The exercise
Repeat the whole listing below, word for word.
━━━━━━━━━━━━━━━━━━━━
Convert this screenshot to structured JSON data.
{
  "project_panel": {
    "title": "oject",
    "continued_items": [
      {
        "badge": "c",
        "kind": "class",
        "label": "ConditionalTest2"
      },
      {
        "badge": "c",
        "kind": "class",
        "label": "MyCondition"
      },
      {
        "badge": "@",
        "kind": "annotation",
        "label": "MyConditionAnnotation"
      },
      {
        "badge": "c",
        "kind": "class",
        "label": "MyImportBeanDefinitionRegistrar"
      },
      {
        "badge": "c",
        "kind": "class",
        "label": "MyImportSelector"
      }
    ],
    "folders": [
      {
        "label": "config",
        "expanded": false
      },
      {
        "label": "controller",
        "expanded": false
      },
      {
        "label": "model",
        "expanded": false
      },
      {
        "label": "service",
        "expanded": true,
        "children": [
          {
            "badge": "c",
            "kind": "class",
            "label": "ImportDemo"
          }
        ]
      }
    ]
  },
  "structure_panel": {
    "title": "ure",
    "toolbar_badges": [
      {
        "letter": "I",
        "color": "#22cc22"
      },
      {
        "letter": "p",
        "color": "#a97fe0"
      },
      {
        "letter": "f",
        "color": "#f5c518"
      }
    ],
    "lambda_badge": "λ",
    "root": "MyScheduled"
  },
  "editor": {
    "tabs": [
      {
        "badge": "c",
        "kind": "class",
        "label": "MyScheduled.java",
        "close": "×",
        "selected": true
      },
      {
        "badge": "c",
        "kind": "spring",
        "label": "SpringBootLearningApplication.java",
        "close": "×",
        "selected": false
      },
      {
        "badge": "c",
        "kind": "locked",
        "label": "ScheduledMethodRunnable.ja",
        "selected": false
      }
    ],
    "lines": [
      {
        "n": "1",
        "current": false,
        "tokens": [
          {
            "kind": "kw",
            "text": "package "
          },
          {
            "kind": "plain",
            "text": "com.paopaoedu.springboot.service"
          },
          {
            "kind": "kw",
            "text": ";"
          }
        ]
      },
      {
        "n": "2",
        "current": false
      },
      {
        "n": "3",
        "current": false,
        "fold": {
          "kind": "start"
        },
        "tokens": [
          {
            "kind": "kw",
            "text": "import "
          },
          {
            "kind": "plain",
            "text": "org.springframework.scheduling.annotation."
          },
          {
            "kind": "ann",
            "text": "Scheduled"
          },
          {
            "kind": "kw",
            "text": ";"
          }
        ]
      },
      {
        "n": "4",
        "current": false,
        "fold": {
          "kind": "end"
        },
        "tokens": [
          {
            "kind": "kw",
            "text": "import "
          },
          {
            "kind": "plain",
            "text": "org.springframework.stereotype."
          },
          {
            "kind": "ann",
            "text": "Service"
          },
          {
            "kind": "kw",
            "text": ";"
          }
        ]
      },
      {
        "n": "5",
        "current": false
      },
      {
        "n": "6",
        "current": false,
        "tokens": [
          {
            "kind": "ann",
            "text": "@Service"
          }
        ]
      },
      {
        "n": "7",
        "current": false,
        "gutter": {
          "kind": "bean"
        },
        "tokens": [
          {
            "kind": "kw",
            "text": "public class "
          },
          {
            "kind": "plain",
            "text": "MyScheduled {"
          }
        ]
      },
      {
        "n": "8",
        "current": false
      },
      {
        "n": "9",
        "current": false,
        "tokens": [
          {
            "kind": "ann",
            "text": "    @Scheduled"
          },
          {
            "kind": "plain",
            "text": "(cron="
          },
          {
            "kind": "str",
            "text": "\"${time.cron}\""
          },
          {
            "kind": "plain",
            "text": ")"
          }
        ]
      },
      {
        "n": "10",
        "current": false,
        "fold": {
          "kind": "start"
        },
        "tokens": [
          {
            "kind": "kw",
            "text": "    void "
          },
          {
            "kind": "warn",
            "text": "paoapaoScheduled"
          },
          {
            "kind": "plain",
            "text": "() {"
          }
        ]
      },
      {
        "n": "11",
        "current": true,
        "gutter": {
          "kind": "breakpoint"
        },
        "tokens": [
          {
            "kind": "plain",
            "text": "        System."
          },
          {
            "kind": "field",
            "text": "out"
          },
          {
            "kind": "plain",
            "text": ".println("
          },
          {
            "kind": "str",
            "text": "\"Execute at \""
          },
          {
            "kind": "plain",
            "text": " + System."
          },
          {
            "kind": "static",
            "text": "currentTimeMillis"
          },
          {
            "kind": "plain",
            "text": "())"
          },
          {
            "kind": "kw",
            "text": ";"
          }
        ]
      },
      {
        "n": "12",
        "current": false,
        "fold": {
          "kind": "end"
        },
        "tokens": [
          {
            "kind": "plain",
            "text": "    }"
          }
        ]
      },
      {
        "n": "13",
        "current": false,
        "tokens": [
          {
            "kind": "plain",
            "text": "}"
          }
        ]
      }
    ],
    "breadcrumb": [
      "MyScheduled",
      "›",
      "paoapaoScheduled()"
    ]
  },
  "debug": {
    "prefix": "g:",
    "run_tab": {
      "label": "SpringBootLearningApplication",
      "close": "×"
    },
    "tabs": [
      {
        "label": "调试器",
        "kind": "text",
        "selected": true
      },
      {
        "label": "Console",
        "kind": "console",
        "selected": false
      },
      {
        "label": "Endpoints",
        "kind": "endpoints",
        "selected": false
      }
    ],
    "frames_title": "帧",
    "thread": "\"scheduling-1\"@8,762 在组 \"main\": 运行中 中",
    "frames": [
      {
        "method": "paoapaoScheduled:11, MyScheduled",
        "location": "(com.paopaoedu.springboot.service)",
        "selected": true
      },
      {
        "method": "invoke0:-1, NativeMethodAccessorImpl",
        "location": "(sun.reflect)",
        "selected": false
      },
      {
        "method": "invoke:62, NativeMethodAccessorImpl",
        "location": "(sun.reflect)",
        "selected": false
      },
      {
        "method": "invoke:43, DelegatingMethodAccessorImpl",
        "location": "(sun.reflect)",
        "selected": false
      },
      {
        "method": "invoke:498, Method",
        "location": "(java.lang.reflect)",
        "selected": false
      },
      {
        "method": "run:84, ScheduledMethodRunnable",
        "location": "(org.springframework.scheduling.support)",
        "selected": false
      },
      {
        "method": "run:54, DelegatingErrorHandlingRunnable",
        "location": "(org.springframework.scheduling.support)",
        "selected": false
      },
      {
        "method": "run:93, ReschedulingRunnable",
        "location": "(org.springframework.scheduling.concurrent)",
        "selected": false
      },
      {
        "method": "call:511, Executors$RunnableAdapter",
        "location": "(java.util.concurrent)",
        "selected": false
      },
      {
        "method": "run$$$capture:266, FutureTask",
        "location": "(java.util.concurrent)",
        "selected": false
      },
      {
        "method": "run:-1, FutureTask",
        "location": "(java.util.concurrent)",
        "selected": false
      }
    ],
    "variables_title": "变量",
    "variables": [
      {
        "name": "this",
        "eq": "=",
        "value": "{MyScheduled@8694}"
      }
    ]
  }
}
━━━━━━━━━━━━━━━━━━━━
Solution to the problem
Convert this screenshot to structured JSON data.
{
  "project_panel": {
    "title": "oject",
    "continued_items": [
      {
        "badge": "c",
        "kind": "class",
        "label": "ConditionalTest2"
      },
      {
        "badge": "c",
        "kind": "class",
        "label": "MyCondition"
      },
      {
        "badge": "@",
        "kind": "annotation",
        "label": "MyConditionAnnotation"
      },
      {
        "badge": "c",
        "kind": "class",
        "label": "MyImportBeanDefinitionRegistrar"
      },
      {
        "badge": "c",
        "kind": "class",
        "label": "MyImportSelector"
      }
    ],
    "folders": [
      {
        "label": "config",
        "expanded": false
      },
      {
        "label": "controller",
        "expanded": false
      },
      {
        "label": "model",
        "expanded": false
      },
      {
        "label": "service",
        "expanded": true,
        "children": [
          {
            "badge": "c",
            "kind": "class",
            "label": "ImportDemo"
          }
        ]
      }
    ]
  },
  "structure_panel": {
    "title": "ure",
    "toolbar_badges": [
      {
        "letter": "I",
        "color": "#22cc22"
      },
      {
        "letter": "p",
        "color": "#a97fe0"
      },
      {
        "letter": "f",
        "color": "#f5c518"
      }
    ],
    "lambda_badge": "λ",
    "root": "MyScheduled"
  },
  "editor": {
    "tabs": [
      {
        "badge": "c",
        "kind": "class",
        "label": "MyScheduled.java",
        "close": "×",
        "selected": true
      },
      {
        "badge": "c",
        "kind": "spring",
        "label": "SpringBootLearningApplication.java",
        "close": "×",
        "selected": false
      },
      {
        "badge": "c",
        "kind": "locked",
        "label": "ScheduledMethodRunnable.ja",
        "selected": false
      }
    ],
    "lines": [
      {
        "n": "1",
        "current": false,
        "tokens": [
          {
            "kind": "kw",
            "text": "package "
          },
          {
            "kind": "plain",
            "text": "com.paopaoedu.springboot.service"
          },
          {
            "kind": "kw",
            "text": ";"
          }
        ]
      },
      {
        "n": "2",
        "current": false
      },
      {
        "n": "3",
        "current": false,
        "fold": {
          "kind": "start"
        },
        "tokens": [
          {
            "kind": "kw",
            "text": "import "
          },
          {
            "kind": "plain",
            "text": "org.springframework.scheduling.annotation."
          },
          {
            "kind": "ann",
            "text": "Scheduled"
          },
          {
            "kind": "kw",
            "text": ";"
          }
        ]
      },
      {
        "n": "4",
        "current": false,
        "fold": {
          "kind": "end"
        },
        "tokens": [
          {
            "kind": "kw",
            "text": "import "
          },
          {
            "kind": "plain",
            "text": "org.springframework.stereotype."
          },
          {
            "kind": "ann",
            "text": "Service"
          },
          {
            "kind": "kw",
            "text": ";"
          }
        ]
      },
      {
        "n": "5",
        "current": false
      },
      {
        "n": "6",
        "current": false,
        "tokens": [
          {
            "kind": "ann",
            "text": "@Service"
          }
        ]
      },
      {
        "n": "7",
        "current": false,
        "gutter": {
          "kind": "bean"
        },
        "tokens": [
          {
            "kind": "kw",
            "text": "public class "
          },
          {
            "kind": "plain",
            "text": "MyScheduled {"
          }
        ]
      },
      {
        "n": "8",
        "current": false
      },
      {
        "n": "9",
        "current": false,
        "tokens": [
          {
            "kind": "ann",
            "text": "    @Scheduled"
          },
          {
            "kind": "plain",
            "text": "(cron="
          },
          {
            "kind": "str",
            "text": "\"${time.cron}\""
          },
          {
            "kind": "plain",
            "text": ")"
          }
        ]
      },
      {
        "n": "10",
        "current": false,
        "fold": {
          "kind": "start"
        },
        "tokens": [
          {
            "kind": "kw",
            "text": "    void "
          },
          {
            "kind": "warn",
            "text": "paoapaoScheduled"
          },
          {
            "kind": "plain",
            "text": "() {"
          }
        ]
      },
      {
        "n": "11",
        "current": true,
        "gutter": {
          "kind": "breakpoint"
        },
        "tokens": [
          {
            "kind": "plain",
            "text": "        System."
          },
          {
            "kind": "field",
            "text": "out"
          },
          {
            "kind": "plain",
            "text": ".println("
          },
          {
            "kind": "str",
            "text": "\"Execute at \""
          },
          {
            "kind": "plain",
            "text": " + System."
          },
          {
            "kind": "static",
            "text": "currentTimeMillis"
          },
          {
            "kind": "plain",
            "text": "())"
          },
          {
            "kind": "kw",
            "text": ";"
          }
        ]
      },
      {
        "n": "12",
        "current": false,
        "fold": {
          "kind": "end"
        },
        "tokens": [
          {
            "kind": "plain",
            "text": "    }"
          }
        ]
      },
      {
        "n": "13",
        "current": false,
        "tokens": [
          {
            "kind": "plain",
            "text": "}"
          }
        ]
      }
    ],
    "breadcrumb": [
      "MyScheduled",
      "›",
      "paoapaoScheduled()"
    ]
  },
  "debug": {
    "prefix": "g:",
    "run_tab": {
      "label": "SpringBootLearningApplication",
      "close": "×"
    },
    "tabs": [
      {
        "label": "调试器",
        "kind": "text",
        "selected": true
      },
      {
        "label": "Console",
        "kind": "console",
        "selected": false
      },
      {
        "label": "Endpoints",
        "kind": "endpoints",
        "selected": false
      }
    ],
    "frames_title": "帧",
    "thread": "\"scheduling-1\"@8,762 在组 \"main\": 运行中 中",
    "frames": [
      {
        "method": "paoapaoScheduled:11, MyScheduled",
        "location": "(com.paopaoedu.springboot.service)",
        "selected": true
      },
      {
        "method": "invoke0:-1, NativeMethodAccessorImpl",
        "location": "(sun.reflect)",
        "selected": false
      },
      {
        "method": "invoke:62, NativeMethodAccessorImpl",
        "location": "(sun.reflect)",
        "selected": false
      },
      {
        "method": "invoke:43, DelegatingMethodAccessorImpl",
        "location": "(sun.reflect)",
        "selected": false
      },
      {
        "method": "invoke:498, Method",
        "location": "(java.lang.reflect)",
        "selected": false
      },
      {
        "method": "run:84, ScheduledMethodRunnable",
        "location": "(org.springframework.scheduling.support)",
        "selected": false
      },
      {
        "method": "run:54, DelegatingErrorHandlingRunnable",
        "location": "(org.springframework.scheduling.support)",
        "selected": false
      },
      {
        "method": "run:93, ReschedulingRunnable",
        "location": "(org.springframework.scheduling.concurrent)",
        "selected": false
      },
      {
        "method": "call:511, Executors$RunnableAdapter",
        "location": "(java.util.concurrent)",
        "selected": false
      },
      {
        "method": "run$$$capture:266, FutureTask",
        "location": "(java.util.concurrent)",
        "selected": false
      },
      {
        "method": "run:-1, FutureTask",
        "location": "(java.util.concurrent)",
        "selected": false
      }
    ],
    "variables_title": "变量",
    "variables": [
      {
        "name": "this",
        "eq": "=",
        "value": "{MyScheduled@8694}"
      }
    ]
  }
}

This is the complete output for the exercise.